What this task involves: In the entries below, count every line with the word "down". Return only the count.

Records:

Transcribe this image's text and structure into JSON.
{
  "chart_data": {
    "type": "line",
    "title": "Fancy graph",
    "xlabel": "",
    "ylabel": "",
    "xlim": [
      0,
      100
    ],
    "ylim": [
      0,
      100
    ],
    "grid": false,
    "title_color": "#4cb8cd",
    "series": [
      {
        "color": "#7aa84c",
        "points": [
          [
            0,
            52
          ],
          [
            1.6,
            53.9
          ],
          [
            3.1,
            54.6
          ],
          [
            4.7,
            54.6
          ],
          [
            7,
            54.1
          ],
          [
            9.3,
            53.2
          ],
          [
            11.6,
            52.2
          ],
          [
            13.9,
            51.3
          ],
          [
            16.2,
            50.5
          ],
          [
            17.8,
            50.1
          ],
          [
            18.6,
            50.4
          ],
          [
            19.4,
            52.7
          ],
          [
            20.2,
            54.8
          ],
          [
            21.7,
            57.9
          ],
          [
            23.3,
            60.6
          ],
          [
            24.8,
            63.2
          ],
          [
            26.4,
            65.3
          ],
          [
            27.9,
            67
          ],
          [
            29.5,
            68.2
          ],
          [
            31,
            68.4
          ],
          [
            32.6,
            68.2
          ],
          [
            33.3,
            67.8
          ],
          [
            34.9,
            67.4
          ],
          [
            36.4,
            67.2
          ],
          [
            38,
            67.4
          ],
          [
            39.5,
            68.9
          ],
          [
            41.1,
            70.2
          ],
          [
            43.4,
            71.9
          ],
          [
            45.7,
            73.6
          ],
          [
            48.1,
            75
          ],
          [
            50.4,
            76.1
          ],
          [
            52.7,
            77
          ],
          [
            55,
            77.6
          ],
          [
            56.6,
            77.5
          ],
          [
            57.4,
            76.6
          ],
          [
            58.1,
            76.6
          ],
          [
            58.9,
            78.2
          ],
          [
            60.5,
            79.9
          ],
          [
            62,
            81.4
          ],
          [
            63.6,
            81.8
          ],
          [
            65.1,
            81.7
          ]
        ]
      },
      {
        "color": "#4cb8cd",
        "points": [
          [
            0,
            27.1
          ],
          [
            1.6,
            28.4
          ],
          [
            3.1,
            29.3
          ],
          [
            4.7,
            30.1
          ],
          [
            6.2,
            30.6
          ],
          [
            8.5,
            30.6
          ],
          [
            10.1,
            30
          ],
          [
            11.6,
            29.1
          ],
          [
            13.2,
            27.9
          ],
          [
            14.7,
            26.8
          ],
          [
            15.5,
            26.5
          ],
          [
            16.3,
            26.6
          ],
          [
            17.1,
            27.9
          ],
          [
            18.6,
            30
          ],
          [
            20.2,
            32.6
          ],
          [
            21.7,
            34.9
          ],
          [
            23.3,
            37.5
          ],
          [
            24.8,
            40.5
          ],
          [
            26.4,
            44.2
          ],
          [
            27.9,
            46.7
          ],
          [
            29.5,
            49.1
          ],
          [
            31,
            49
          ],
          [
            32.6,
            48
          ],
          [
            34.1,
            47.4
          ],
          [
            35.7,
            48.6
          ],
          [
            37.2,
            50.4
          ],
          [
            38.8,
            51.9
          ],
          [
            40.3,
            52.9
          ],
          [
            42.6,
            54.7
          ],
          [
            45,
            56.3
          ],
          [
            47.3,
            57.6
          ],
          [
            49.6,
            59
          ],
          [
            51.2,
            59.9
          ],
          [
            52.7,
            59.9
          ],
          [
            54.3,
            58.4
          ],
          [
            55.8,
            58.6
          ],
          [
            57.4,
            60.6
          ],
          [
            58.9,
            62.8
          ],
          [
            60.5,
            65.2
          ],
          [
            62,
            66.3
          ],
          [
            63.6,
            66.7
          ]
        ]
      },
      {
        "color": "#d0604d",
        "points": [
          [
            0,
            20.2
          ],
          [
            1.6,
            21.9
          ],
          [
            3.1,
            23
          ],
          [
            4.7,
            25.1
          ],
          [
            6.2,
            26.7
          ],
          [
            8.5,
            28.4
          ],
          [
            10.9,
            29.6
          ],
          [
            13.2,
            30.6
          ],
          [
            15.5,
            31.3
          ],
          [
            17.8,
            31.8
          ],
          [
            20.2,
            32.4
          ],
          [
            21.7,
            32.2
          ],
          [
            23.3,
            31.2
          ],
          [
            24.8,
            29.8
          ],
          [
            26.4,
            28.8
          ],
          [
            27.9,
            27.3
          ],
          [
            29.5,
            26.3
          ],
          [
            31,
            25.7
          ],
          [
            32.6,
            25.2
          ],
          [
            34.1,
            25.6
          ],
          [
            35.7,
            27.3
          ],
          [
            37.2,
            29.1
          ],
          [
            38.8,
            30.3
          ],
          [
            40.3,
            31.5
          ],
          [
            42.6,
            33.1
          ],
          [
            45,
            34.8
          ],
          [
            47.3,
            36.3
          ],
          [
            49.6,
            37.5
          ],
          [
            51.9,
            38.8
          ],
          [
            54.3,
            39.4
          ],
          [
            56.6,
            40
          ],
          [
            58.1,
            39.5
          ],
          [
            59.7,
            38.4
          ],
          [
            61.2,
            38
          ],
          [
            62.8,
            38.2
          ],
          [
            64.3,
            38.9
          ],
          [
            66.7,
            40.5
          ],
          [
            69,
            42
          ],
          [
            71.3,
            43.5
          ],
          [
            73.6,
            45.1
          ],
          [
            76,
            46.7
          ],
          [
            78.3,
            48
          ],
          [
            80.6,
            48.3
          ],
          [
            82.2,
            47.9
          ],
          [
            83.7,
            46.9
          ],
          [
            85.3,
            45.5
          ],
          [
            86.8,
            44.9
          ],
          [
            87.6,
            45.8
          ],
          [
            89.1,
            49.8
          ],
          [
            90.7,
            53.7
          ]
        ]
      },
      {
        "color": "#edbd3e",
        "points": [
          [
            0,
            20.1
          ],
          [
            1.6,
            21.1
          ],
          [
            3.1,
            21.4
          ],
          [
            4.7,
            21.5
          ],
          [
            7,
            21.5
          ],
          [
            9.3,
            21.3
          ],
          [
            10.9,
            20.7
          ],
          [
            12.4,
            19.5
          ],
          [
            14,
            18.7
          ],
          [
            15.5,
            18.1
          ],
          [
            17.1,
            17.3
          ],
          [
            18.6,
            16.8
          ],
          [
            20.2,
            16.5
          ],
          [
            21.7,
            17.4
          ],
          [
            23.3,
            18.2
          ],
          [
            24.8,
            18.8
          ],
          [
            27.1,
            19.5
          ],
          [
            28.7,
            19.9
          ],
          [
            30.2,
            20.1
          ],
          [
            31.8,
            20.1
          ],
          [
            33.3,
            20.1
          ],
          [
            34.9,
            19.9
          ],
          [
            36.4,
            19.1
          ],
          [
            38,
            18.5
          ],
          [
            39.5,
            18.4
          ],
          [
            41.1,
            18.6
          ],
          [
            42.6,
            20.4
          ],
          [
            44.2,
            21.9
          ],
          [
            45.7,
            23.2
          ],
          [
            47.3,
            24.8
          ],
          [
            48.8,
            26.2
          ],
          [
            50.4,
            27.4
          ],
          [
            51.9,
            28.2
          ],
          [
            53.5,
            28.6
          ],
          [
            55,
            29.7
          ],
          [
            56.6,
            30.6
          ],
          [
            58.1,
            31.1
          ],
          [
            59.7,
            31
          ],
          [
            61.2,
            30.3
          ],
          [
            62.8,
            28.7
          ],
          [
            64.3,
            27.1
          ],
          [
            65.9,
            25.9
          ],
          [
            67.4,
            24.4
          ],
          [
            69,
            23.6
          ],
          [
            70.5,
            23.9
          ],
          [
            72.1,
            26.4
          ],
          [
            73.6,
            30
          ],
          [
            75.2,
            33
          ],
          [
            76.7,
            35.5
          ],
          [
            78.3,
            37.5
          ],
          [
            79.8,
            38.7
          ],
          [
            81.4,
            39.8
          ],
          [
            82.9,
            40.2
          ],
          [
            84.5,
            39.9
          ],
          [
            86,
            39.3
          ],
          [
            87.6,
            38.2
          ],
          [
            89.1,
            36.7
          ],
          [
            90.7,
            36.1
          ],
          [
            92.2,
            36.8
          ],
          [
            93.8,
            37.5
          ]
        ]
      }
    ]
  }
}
==
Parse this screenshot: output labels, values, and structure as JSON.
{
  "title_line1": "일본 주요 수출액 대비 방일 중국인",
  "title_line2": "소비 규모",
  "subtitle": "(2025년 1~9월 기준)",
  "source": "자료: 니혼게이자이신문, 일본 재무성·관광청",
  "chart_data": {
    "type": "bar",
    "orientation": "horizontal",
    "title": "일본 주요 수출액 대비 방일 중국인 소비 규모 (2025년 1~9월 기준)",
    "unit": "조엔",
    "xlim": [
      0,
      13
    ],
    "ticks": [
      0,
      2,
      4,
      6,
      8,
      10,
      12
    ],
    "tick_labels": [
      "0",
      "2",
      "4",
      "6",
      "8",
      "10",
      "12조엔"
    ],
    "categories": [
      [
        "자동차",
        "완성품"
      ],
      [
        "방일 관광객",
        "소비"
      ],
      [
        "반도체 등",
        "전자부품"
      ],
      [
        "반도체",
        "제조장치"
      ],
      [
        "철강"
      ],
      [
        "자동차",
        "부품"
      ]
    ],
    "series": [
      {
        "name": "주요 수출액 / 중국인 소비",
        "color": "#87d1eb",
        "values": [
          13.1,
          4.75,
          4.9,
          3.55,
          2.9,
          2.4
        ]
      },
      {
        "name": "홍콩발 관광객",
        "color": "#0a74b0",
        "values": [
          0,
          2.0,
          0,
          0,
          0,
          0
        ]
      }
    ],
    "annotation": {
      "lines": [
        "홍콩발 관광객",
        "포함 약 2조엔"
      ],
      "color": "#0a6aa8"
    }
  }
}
---
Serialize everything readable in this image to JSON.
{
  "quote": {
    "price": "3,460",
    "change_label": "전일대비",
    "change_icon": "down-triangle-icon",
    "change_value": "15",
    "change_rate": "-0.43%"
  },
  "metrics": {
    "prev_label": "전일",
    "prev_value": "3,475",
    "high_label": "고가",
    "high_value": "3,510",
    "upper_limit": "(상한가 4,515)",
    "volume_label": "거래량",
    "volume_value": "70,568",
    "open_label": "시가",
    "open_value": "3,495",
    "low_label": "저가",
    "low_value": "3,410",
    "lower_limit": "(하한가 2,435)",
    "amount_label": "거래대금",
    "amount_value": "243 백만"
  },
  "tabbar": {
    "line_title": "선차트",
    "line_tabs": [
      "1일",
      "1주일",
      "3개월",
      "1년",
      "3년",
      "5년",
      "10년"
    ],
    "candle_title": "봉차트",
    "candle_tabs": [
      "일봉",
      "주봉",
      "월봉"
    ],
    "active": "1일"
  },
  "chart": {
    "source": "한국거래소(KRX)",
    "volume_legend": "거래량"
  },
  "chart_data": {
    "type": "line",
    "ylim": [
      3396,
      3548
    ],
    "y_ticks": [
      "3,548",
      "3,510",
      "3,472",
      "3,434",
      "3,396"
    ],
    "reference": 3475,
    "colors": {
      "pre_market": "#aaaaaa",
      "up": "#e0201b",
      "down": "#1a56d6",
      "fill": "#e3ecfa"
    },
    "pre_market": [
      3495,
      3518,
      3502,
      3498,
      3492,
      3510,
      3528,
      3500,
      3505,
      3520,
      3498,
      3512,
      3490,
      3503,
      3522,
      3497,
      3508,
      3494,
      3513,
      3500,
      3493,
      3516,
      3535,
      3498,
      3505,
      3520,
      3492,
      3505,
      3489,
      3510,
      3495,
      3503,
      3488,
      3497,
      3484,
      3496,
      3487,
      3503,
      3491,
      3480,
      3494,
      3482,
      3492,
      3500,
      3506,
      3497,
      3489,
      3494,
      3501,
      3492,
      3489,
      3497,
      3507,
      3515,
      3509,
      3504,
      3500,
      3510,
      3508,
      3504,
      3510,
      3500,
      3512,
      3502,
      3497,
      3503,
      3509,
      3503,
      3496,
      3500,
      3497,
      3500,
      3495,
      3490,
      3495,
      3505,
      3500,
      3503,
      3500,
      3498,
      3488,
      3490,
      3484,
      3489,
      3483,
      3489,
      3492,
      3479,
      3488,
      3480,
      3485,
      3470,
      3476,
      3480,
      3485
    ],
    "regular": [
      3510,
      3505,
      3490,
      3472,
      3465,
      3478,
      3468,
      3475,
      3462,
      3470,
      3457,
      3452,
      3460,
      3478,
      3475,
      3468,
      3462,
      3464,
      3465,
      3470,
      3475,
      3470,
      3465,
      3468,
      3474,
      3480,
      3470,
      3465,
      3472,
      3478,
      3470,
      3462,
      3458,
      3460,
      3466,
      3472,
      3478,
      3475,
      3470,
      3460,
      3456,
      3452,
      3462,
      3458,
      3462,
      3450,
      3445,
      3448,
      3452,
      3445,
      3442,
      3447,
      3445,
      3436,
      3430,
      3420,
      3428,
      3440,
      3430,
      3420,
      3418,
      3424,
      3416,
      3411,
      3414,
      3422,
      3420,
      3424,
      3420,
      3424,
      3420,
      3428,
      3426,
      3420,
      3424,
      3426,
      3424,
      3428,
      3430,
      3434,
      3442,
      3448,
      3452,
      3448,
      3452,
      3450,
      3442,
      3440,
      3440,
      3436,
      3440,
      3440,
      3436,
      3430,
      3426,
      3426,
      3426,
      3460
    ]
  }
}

Answer to this task: 2